■ **EXERCISE**
Gather every line holding the string "name".

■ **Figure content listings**
::::

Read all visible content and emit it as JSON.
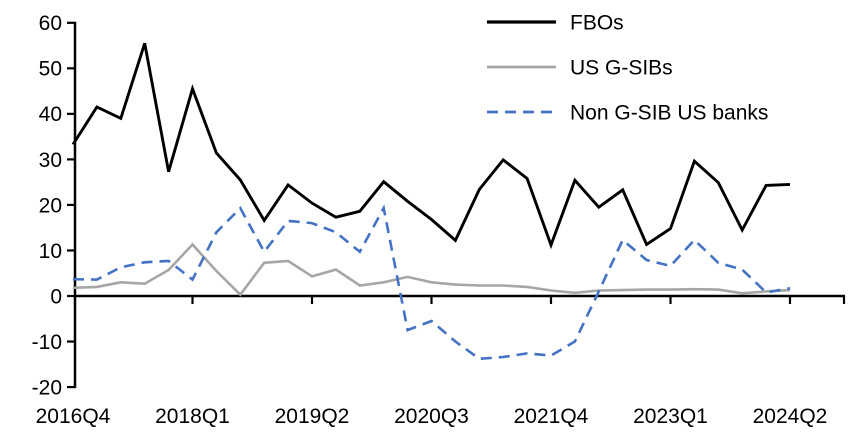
{
  "chart_data": {
    "type": "line",
    "title": "",
    "xlabel": "",
    "ylabel": "",
    "categories": [
      "2016Q4",
      "2017Q1",
      "2017Q2",
      "2017Q3",
      "2017Q4",
      "2018Q1",
      "2018Q2",
      "2018Q3",
      "2018Q4",
      "2019Q1",
      "2019Q2",
      "2019Q3",
      "2019Q4",
      "2020Q1",
      "2020Q2",
      "2020Q3",
      "2020Q4",
      "2021Q1",
      "2021Q2",
      "2021Q3",
      "2021Q4",
      "2022Q1",
      "2022Q2",
      "2022Q3",
      "2022Q4",
      "2023Q1",
      "2023Q2",
      "2023Q3",
      "2023Q4",
      "2024Q1",
      "2024Q2"
    ],
    "series": [
      {
        "name": "FBOs",
        "color": "#000000",
        "line_style": "solid",
        "values": [
          33.3,
          41.5,
          39.0,
          55.5,
          27.3,
          45.5,
          31.4,
          25.5,
          16.6,
          24.4,
          20.4,
          17.3,
          18.6,
          25.1,
          20.8,
          16.8,
          12.2,
          23.4,
          29.9,
          25.8,
          11.2,
          25.4,
          19.5,
          23.3,
          11.3,
          14.8,
          29.6,
          24.9,
          14.5,
          24.3,
          24.5
        ]
      },
      {
        "name": "US G-SIBs",
        "color": "#A6A6A6",
        "line_style": "solid",
        "values": [
          1.8,
          2.0,
          3.0,
          2.7,
          5.7,
          11.3,
          5.5,
          0.3,
          7.3,
          7.7,
          4.3,
          5.8,
          2.3,
          3.0,
          4.2,
          3.0,
          2.5,
          2.3,
          2.3,
          2.0,
          1.2,
          0.7,
          1.2,
          1.3,
          1.4,
          1.4,
          1.5,
          1.4,
          0.6,
          1.0,
          1.3
        ]
      },
      {
        "name": "Non G-SIB US banks",
        "color": "#4472C4",
        "line_style": "dashed",
        "values": [
          3.7,
          3.6,
          6.3,
          7.4,
          7.7,
          3.6,
          14.0,
          19.3,
          9.7,
          16.5,
          16.0,
          14.0,
          9.7,
          19.3,
          -7.5,
          -5.5,
          -10.0,
          -13.8,
          -13.4,
          -12.6,
          -13.1,
          -10.0,
          1.0,
          12.3,
          7.9,
          6.6,
          12.3,
          7.3,
          5.8,
          0.8,
          1.7
        ]
      }
    ],
    "ylim": [
      -20,
      60
    ],
    "y_tick_labels": [
      "60",
      "50",
      "40",
      "30",
      "20",
      "10",
      "0",
      "-10",
      "-20"
    ],
    "y_tick_values": [
      60,
      50,
      40,
      30,
      20,
      10,
      0,
      -10,
      -20
    ],
    "x_tick_labels": [
      "2016Q4",
      "2018Q1",
      "2019Q2",
      "2020Q3",
      "2021Q4",
      "2023Q1",
      "2024Q2"
    ],
    "x_tick_every": 5,
    "grid": false,
    "legend_position": "top-right",
    "axis_color": "#000000",
    "x_axis_at_value": 0
  }
}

::::

■ **SOLUTION**
        "name": "FBOs",
        "name": "US G-SIBs",
        "name": "Non G-SIB US banks",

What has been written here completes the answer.